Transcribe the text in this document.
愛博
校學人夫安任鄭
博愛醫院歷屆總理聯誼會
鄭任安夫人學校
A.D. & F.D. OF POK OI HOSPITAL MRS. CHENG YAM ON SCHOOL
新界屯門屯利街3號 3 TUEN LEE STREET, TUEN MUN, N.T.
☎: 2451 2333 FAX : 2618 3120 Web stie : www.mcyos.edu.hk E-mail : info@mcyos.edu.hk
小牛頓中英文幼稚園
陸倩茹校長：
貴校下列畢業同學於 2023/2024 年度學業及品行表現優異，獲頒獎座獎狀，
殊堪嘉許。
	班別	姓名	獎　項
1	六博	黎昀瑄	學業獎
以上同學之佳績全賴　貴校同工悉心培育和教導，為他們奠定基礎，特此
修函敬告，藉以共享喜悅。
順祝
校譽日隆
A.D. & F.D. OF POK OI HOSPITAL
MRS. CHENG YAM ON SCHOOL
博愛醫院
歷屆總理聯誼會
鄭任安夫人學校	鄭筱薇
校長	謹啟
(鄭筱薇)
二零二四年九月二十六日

◆ **TASK DIRECTIONS**:
Every line of the records above needs to be given again exactly.

◆ **THE OUTPUT**:
Transcribe the text in this document.
愛博
校學人夫安任鄭
博愛醫院歷屆總理聯誼會
鄭任安夫人學校
A.D. & F.D. OF POK OI HOSPITAL MRS. CHENG YAM ON SCHOOL
新界屯門屯利街3號 3 TUEN LEE STREET, TUEN MUN, N.T.
☎: 2451 2333 FAX : 2618 3120 Web stie : www.mcyos.edu.hk E-mail : info@mcyos.edu.hk
小牛頓中英文幼稚園
陸倩茹校長：
貴校下列畢業同學於 2023/2024 年度學業及品行表現優異，獲頒獎座獎狀，
殊堪嘉許。
	班別	姓名	獎　項
1	六博	黎昀瑄	學業獎
以上同學之佳績全賴　貴校同工悉心培育和教導，為他們奠定基礎，特此
修函敬告，藉以共享喜悅。
順祝
校譽日隆
A.D. & F.D. OF POK OI HOSPITAL
MRS. CHENG YAM ON SCHOOL
博愛醫院
歷屆總理聯誼會
鄭任安夫人學校	鄭筱薇
校長	謹啟
(鄭筱薇)
二零二四年九月二十六日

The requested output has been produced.